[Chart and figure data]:
-----

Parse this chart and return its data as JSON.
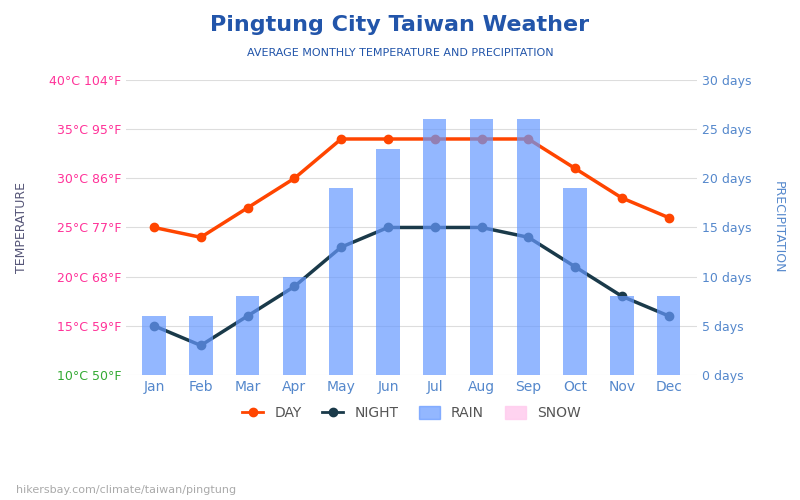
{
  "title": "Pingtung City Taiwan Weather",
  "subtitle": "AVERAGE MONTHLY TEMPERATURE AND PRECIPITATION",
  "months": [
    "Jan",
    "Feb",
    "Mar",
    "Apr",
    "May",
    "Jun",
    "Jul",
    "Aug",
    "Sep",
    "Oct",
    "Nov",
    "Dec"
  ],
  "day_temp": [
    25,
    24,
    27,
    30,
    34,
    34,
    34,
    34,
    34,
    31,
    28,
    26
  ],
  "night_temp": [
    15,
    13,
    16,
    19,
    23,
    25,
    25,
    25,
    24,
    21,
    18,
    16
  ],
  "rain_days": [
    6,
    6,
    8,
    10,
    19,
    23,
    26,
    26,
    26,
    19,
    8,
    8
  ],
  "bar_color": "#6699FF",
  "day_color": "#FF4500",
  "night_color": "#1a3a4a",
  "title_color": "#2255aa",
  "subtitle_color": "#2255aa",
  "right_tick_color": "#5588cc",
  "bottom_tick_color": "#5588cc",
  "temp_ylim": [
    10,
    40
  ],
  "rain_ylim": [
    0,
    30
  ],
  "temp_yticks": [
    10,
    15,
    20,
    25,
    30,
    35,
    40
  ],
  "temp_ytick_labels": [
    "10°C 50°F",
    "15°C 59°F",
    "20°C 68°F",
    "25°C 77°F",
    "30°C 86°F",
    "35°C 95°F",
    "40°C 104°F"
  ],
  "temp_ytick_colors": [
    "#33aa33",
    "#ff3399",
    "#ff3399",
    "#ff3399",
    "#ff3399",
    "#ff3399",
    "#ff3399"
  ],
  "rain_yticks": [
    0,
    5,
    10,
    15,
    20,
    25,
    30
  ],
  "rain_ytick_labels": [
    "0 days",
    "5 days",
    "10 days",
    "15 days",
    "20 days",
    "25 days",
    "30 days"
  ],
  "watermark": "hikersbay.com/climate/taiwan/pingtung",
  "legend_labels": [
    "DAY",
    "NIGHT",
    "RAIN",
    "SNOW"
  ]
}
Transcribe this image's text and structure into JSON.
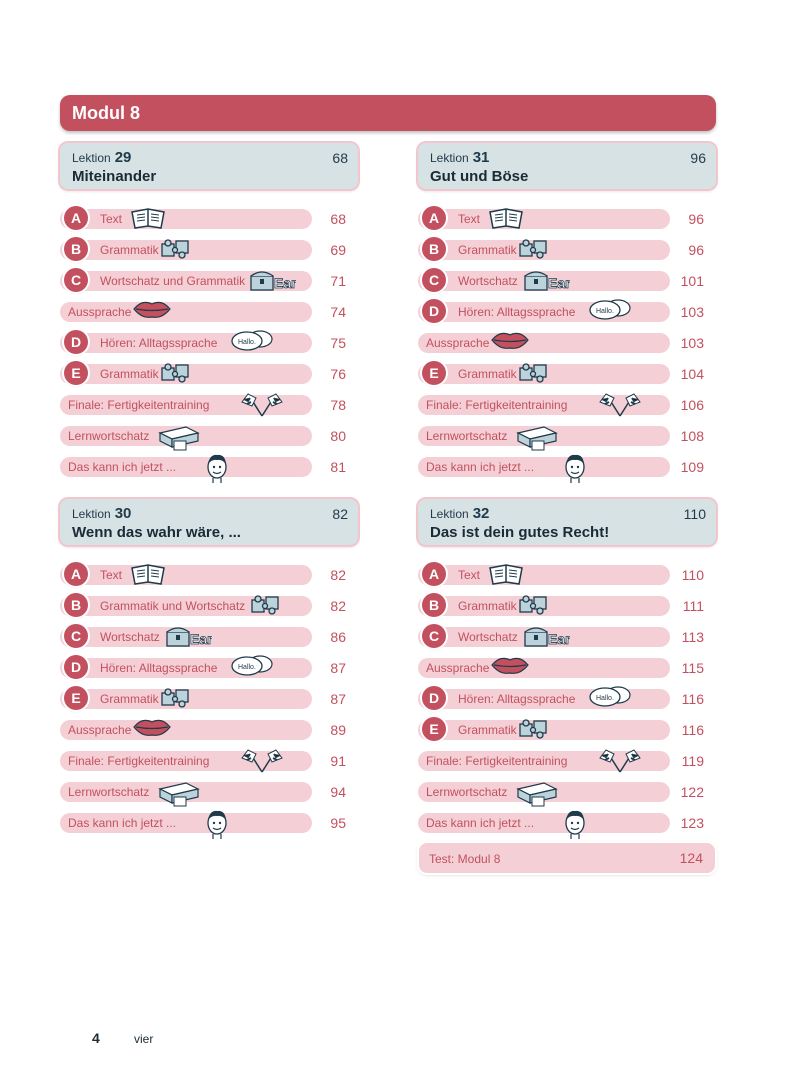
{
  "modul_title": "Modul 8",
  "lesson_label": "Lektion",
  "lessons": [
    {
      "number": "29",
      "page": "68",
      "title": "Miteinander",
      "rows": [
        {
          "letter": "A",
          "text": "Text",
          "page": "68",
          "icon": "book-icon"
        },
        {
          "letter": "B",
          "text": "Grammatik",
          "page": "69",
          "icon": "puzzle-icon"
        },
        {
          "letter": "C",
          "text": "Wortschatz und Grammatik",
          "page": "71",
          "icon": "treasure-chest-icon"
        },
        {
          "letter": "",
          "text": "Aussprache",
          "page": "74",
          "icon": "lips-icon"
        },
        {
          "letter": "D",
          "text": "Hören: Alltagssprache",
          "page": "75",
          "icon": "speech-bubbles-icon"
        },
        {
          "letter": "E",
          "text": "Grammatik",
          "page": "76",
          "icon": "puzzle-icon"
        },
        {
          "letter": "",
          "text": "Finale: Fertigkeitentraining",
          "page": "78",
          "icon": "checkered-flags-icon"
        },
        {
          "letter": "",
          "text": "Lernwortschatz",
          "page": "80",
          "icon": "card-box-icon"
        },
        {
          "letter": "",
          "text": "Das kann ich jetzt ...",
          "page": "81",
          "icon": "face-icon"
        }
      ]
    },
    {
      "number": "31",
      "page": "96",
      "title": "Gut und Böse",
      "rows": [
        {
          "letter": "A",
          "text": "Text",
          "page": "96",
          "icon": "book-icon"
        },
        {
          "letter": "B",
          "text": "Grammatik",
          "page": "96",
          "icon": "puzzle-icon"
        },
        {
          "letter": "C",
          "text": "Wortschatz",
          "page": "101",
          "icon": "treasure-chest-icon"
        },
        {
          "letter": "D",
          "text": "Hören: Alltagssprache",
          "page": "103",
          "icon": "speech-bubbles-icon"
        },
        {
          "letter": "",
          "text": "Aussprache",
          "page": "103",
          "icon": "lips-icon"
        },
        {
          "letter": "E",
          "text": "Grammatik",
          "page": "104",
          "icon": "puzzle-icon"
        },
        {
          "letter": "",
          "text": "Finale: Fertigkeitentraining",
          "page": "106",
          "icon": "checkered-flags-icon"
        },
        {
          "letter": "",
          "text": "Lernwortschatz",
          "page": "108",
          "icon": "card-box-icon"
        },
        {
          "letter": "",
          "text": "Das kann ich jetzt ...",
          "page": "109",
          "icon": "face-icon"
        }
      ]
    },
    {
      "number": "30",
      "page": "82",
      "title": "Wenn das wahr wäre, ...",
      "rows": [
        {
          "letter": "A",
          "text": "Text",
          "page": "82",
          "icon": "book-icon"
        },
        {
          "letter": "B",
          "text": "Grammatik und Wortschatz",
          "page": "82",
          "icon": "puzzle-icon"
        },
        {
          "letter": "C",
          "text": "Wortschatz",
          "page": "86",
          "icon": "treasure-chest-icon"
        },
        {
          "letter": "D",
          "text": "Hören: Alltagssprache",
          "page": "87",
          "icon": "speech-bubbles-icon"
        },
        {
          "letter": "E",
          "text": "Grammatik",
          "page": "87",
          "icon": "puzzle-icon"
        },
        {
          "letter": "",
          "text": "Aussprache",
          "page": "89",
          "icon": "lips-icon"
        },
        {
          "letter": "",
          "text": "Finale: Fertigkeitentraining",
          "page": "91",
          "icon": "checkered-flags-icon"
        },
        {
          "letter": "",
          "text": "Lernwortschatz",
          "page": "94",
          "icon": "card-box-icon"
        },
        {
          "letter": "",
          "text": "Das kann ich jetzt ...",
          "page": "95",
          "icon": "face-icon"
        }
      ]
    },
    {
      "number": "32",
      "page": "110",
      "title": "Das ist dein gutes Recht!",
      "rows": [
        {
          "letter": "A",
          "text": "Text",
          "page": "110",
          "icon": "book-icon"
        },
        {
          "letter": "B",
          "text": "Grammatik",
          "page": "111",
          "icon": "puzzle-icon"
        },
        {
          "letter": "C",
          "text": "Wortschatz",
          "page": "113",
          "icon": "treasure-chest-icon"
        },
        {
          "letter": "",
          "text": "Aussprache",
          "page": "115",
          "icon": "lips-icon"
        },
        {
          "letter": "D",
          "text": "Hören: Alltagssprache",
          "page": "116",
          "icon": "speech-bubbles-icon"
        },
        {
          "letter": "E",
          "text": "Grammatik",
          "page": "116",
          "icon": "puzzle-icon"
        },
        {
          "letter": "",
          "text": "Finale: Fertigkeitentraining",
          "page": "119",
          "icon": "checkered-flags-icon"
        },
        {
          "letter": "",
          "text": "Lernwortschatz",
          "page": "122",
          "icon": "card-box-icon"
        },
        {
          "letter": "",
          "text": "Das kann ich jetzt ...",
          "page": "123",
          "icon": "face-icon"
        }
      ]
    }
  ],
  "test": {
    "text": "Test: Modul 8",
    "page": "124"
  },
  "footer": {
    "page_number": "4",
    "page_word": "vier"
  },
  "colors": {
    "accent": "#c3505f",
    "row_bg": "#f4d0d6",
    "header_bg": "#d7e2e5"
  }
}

-----

[SET TASK]:
Transcribe the whole listing, character for character, but not its images.

[OUTPUT BELOW]:
Parse this chart and return its data as JSON.
{
  "title": "Pingtung City Taiwan Weather",
  "subtitle": "AVERAGE MONTHLY TEMPERATURE AND PRECIPITATION",
  "months": [
    "Jan",
    "Feb",
    "Mar",
    "Apr",
    "May",
    "Jun",
    "Jul",
    "Aug",
    "Sep",
    "Oct",
    "Nov",
    "Dec"
  ],
  "day_temp": [
    25,
    24,
    27,
    30,
    34,
    34,
    34,
    34,
    34,
    31,
    28,
    26
  ],
  "night_temp": [
    15,
    13,
    16,
    19,
    23,
    25,
    25,
    25,
    24,
    21,
    18,
    16
  ],
  "rain_days": [
    6,
    6,
    8,
    10,
    19,
    23,
    26,
    26,
    26,
    19,
    8,
    8
  ],
  "bar_color": "#6699FF",
  "day_color": "#FF4500",
  "night_color": "#1a3a4a",
  "title_color": "#2255aa",
  "subtitle_color": "#2255aa",
  "right_tick_color": "#5588cc",
  "bottom_tick_color": "#5588cc",
  "temp_ylim": [
    10,
    40
  ],
  "rain_ylim": [
    0,
    30
  ],
  "temp_yticks": [
    10,
    15,
    20,
    25,
    30,
    35,
    40
  ],
  "temp_ytick_labels": [
    "10°C 50°F",
    "15°C 59°F",
    "20°C 68°F",
    "25°C 77°F",
    "30°C 86°F",
    "35°C 95°F",
    "40°C 104°F"
  ],
  "temp_ytick_colors": [
    "#33aa33",
    "#ff3399",
    "#ff3399",
    "#ff3399",
    "#ff3399",
    "#ff3399",
    "#ff3399"
  ],
  "rain_yticks": [
    0,
    5,
    10,
    15,
    20,
    25,
    30
  ],
  "rain_ytick_labels": [
    "0 days",
    "5 days",
    "10 days",
    "15 days",
    "20 days",
    "25 days",
    "30 days"
  ],
  "watermark": "hikersbay.com/climate/taiwan/pingtung",
  "legend_labels": [
    "DAY",
    "NIGHT",
    "RAIN",
    "SNOW"
  ]
}
Transcribe this image's text and structure into JSON.
{
  "modul_title": "Modul 8",
  "lesson_label": "Lektion",
  "lessons": [
    {
      "number": "29",
      "page": "68",
      "title": "Miteinander",
      "rows": [
        {
          "letter": "A",
          "text": "Text",
          "page": "68",
          "icon": "book-icon"
        },
        {
          "letter": "B",
          "text": "Grammatik",
          "page": "69",
          "icon": "puzzle-icon"
        },
        {
          "letter": "C",
          "text": "Wortschatz und Grammatik",
          "page": "71",
          "icon": "treasure-chest-icon"
        },
        {
          "letter": "",
          "text": "Aussprache",
          "page": "74",
          "icon": "lips-icon"
        },
        {
          "letter": "D",
          "text": "Hören: Alltagssprache",
          "page": "75",
          "icon": "speech-bubbles-icon"
        },
        {
          "letter": "E",
          "text": "Grammatik",
          "page": "76",
          "icon": "puzzle-icon"
        },
        {
          "letter": "",
          "text": "Finale: Fertigkeitentraining",
          "page": "78",
          "icon": "checkered-flags-icon"
        },
        {
          "letter": "",
          "text": "Lernwortschatz",
          "page": "80",
          "icon": "card-box-icon"
        },
        {
          "letter": "",
          "text": "Das kann ich jetzt ...",
          "page": "81",
          "icon": "face-icon"
        }
      ]
    },
    {
      "number": "31",
      "page": "96",
      "title": "Gut und Böse",
      "rows": [
        {
          "letter": "A",
          "text": "Text",
          "page": "96",
          "icon": "book-icon"
        },
        {
          "letter": "B",
          "text": "Grammatik",
          "page": "96",
          "icon": "puzzle-icon"
        },
        {
          "letter": "C",
          "text": "Wortschatz",
          "page": "101",
          "icon": "treasure-chest-icon"
        },
        {
          "letter": "D",
          "text": "Hören: Alltagssprache",
          "page": "103",
          "icon": "speech-bubbles-icon"
        },
        {
          "letter": "",
          "text": "Aussprache",
          "page": "103",
          "icon": "lips-icon"
        },
        {
          "letter": "E",
          "text": "Grammatik",
          "page": "104",
          "icon": "puzzle-icon"
        },
        {
          "letter": "",
          "text": "Finale: Fertigkeitentraining",
          "page": "106",
          "icon": "checkered-flags-icon"
        },
        {
          "letter": "",
          "text": "Lernwortschatz",
          "page": "108",
          "icon": "card-box-icon"
        },
        {
          "letter": "",
          "text": "Das kann ich jetzt ...",
          "page": "109",
          "icon": "face-icon"
        }
      ]
    },
    {
      "number": "30",
      "page": "82",
      "title": "Wenn das wahr wäre, ...",
      "rows": [
        {
          "letter": "A",
          "text": "Text",
          "page": "82",
          "icon": "book-icon"
        },
        {
          "letter": "B",
          "text": "Grammatik und Wortschatz",
          "page": "82",
          "icon": "puzzle-icon"
        },
        {
          "letter": "C",
          "text": "Wortschatz",
          "page": "86",
          "icon": "treasure-chest-icon"
        },
        {
          "letter": "D",
          "text": "Hören: Alltagssprache",
          "page": "87",
          "icon": "speech-bubbles-icon"
        },
        {
          "letter": "E",
          "text": "Grammatik",
          "page": "87",
          "icon": "puzzle-icon"
        },
        {
          "letter": "",
          "text": "Aussprache",
          "page": "89",
          "icon": "lips-icon"
        },
        {
          "letter": "",
          "text": "Finale: Fertigkeitentraining",
          "page": "91",
          "icon": "checkered-flags-icon"
        },
        {
          "letter": "",
          "text": "Lernwortschatz",
          "page": "94",
          "icon": "card-box-icon"
        },
        {
          "letter": "",
          "text": "Das kann ich jetzt ...",
          "page": "95",
          "icon": "face-icon"
        }
      ]
    },
    {
      "number": "32",
      "page": "110",
      "title": "Das ist dein gutes Recht!",
      "rows": [
        {
          "letter": "A",
          "text": "Text",
          "page": "110",
          "icon": "book-icon"
        },
        {
          "letter": "B",
          "text": "Grammatik",
          "page": "111",
          "icon": "puzzle-icon"
        },
        {
          "letter": "C",
          "text": "Wortschatz",
          "page": "113",
          "icon": "treasure-chest-icon"
        },
        {
          "letter": "",
          "text": "Aussprache",
          "page": "115",
          "icon": "lips-icon"
        },
        {
          "letter": "D",
          "text": "Hören: Alltagssprache",
          "page": "116",
          "icon": "speech-bubbles-icon"
        },
        {
          "letter": "E",
          "text": "Grammatik",
          "page": "116",
          "icon": "puzzle-icon"
        },
        {
          "letter": "",
          "text": "Finale: Fertigkeitentraining",
          "page": "119",
          "icon": "checkered-flags-icon"
        },
        {
          "letter": "",
          "text": "Lernwortschatz",
          "page": "122",
          "icon": "card-box-icon"
        },
        {
          "letter": "",
          "text": "Das kann ich jetzt ...",
          "page": "123",
          "icon": "face-icon"
        }
      ]
    }
  ],
  "test": {
    "text": "Test: Modul 8",
    "page": "124"
  },
  "footer": {
    "page_number": "4",
    "page_word": "vier"
  },
  "colors": {
    "accent": "#c3505f",
    "row_bg": "#f4d0d6",
    "header_bg": "#d7e2e5"
  }
}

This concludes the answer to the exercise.